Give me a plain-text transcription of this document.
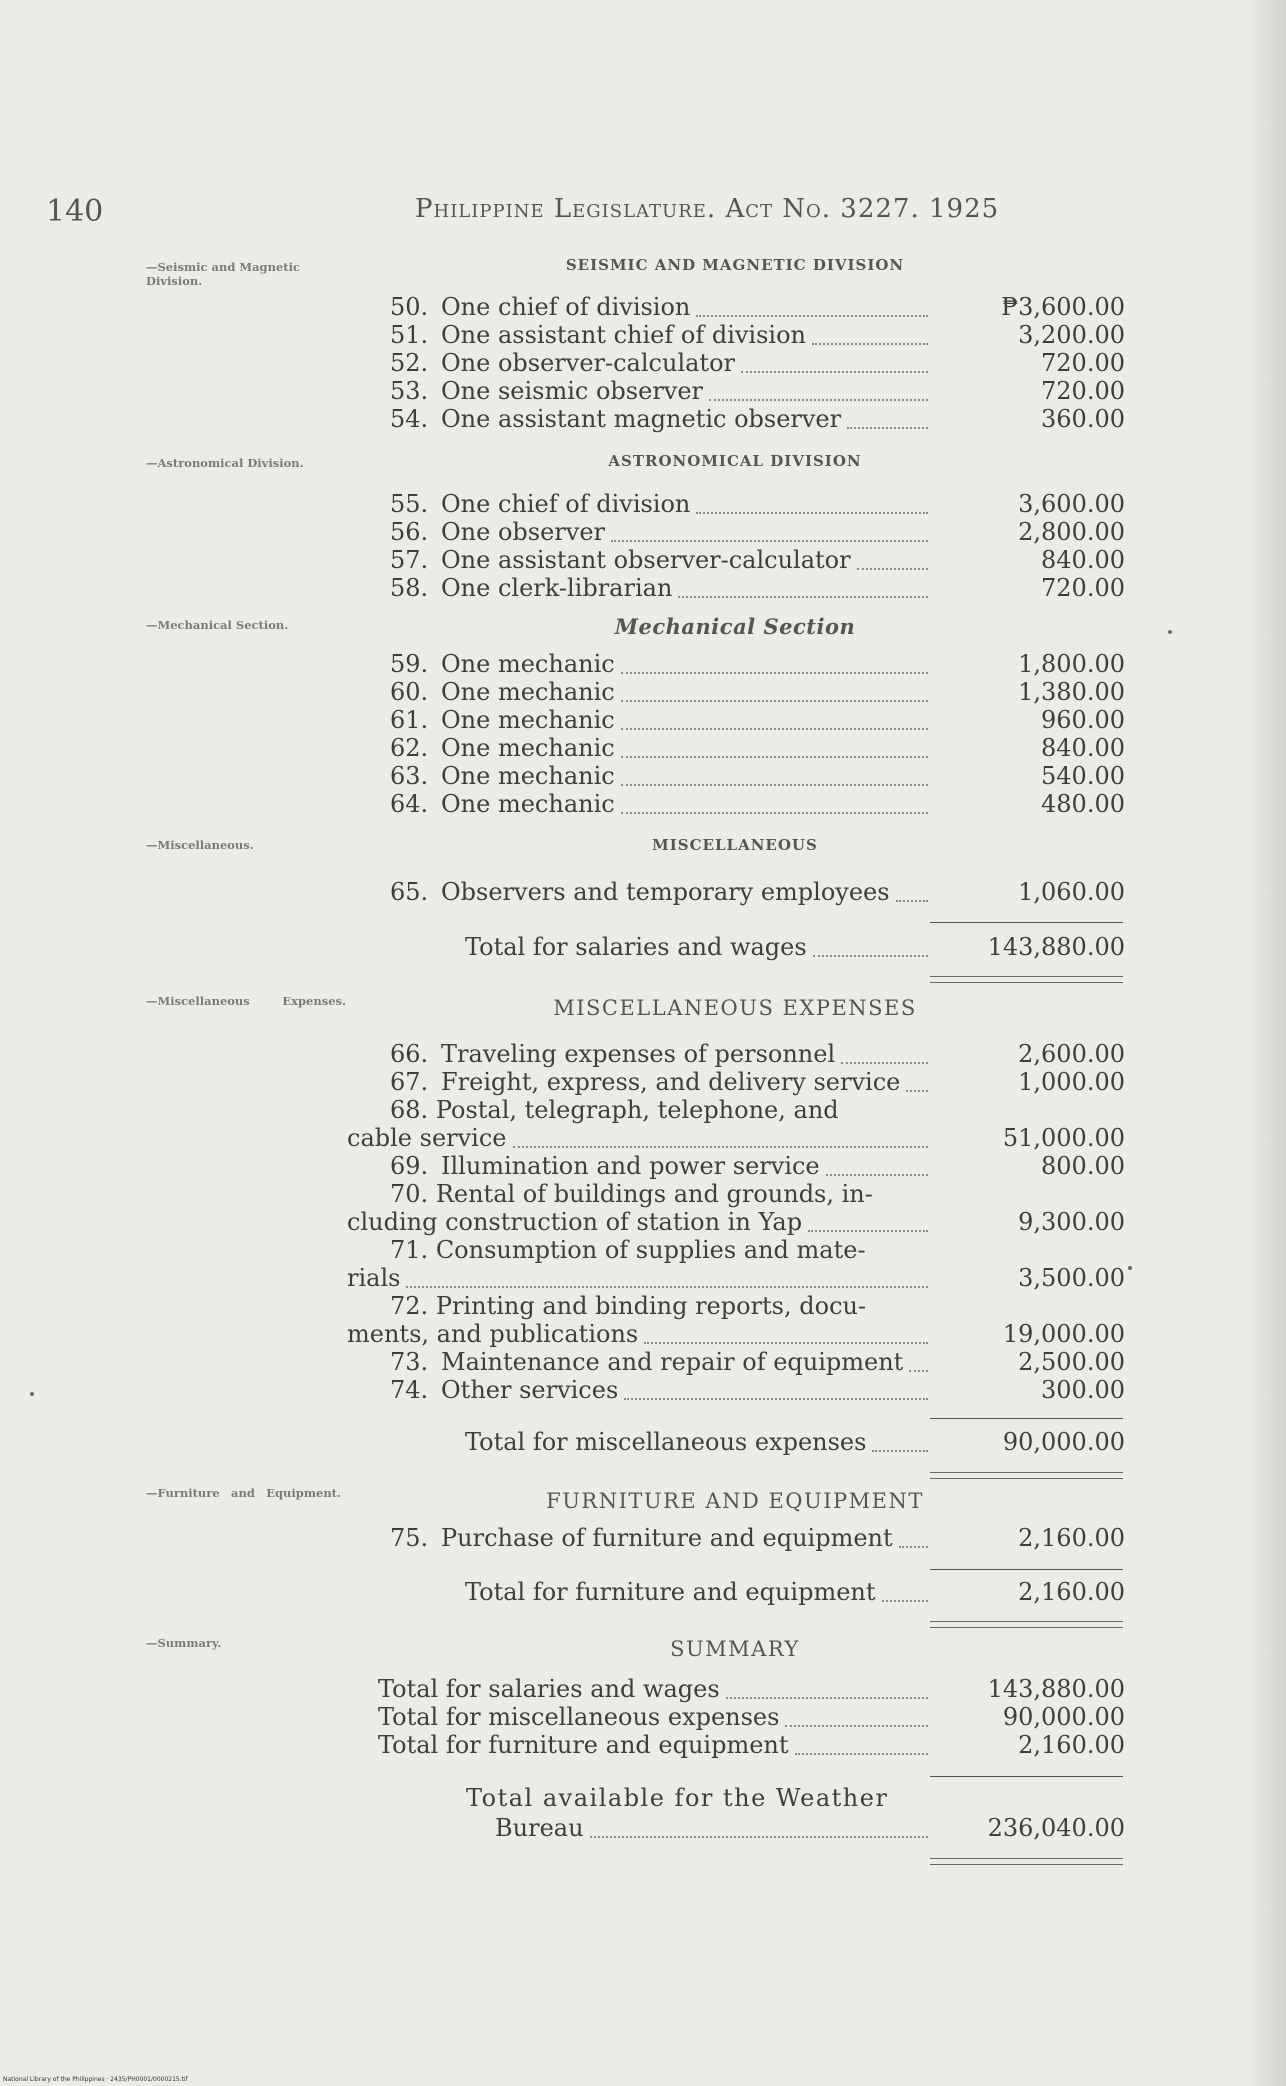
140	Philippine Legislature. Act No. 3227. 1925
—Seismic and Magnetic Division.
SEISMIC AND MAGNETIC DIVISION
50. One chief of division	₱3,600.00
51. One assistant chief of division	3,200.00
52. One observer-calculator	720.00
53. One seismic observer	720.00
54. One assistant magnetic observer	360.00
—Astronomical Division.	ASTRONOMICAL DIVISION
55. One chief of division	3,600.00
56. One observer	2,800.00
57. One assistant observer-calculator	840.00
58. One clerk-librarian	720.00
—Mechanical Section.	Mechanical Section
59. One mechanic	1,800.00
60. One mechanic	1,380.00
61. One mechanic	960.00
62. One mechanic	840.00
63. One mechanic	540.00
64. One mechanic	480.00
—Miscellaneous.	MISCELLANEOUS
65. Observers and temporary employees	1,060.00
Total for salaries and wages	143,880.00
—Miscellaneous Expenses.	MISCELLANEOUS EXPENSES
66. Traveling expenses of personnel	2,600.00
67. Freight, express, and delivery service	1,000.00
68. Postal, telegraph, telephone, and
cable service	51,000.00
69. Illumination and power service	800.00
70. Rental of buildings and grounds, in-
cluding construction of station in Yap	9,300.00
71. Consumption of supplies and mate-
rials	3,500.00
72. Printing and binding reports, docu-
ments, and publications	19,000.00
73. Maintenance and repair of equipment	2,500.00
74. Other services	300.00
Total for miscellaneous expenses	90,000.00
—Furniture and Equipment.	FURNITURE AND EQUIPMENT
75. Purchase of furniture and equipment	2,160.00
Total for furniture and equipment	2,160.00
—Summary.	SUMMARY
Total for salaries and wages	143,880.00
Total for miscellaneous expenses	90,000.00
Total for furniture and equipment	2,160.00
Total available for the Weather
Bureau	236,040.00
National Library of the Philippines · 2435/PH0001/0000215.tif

=== Directions for this task ===
Reproduce all entries exactly. Pictures do not belong in the copy.

=== Answer to this exercise ===
Give me a plain-text transcription of this document.
140	Philippine Legislature. Act No. 3227. 1925
—Seismic and Magnetic Division.
SEISMIC AND MAGNETIC DIVISION
50. One chief of division	₱3,600.00
51. One assistant chief of division	3,200.00
52. One observer-calculator	720.00
53. One seismic observer	720.00
54. One assistant magnetic observer	360.00
—Astronomical Division.	ASTRONOMICAL DIVISION
55. One chief of division	3,600.00
56. One observer	2,800.00
57. One assistant observer-calculator	840.00
58. One clerk-librarian	720.00
—Mechanical Section.	Mechanical Section
59. One mechanic	1,800.00
60. One mechanic	1,380.00
61. One mechanic	960.00
62. One mechanic	840.00
63. One mechanic	540.00
64. One mechanic	480.00
—Miscellaneous.	MISCELLANEOUS
65. Observers and temporary employees	1,060.00
Total for salaries and wages	143,880.00
—Miscellaneous Expenses.	MISCELLANEOUS EXPENSES
66. Traveling expenses of personnel	2,600.00
67. Freight, express, and delivery service	1,000.00
68. Postal, telegraph, telephone, and
cable service	51,000.00
69. Illumination and power service	800.00
70. Rental of buildings and grounds, in-
cluding construction of station in Yap	9,300.00
71. Consumption of supplies and mate-
rials	3,500.00
72. Printing and binding reports, docu-
ments, and publications	19,000.00
73. Maintenance and repair of equipment	2,500.00
74. Other services	300.00
Total for miscellaneous expenses	90,000.00
—Furniture and Equipment.	FURNITURE AND EQUIPMENT
75. Purchase of furniture and equipment	2,160.00
Total for furniture and equipment	2,160.00
—Summary.	SUMMARY
Total for salaries and wages	143,880.00
Total for miscellaneous expenses	90,000.00
Total for furniture and equipment	2,160.00
Total available for the Weather
Bureau	236,040.00
National Library of the Philippines · 2435/PH0001/0000215.tif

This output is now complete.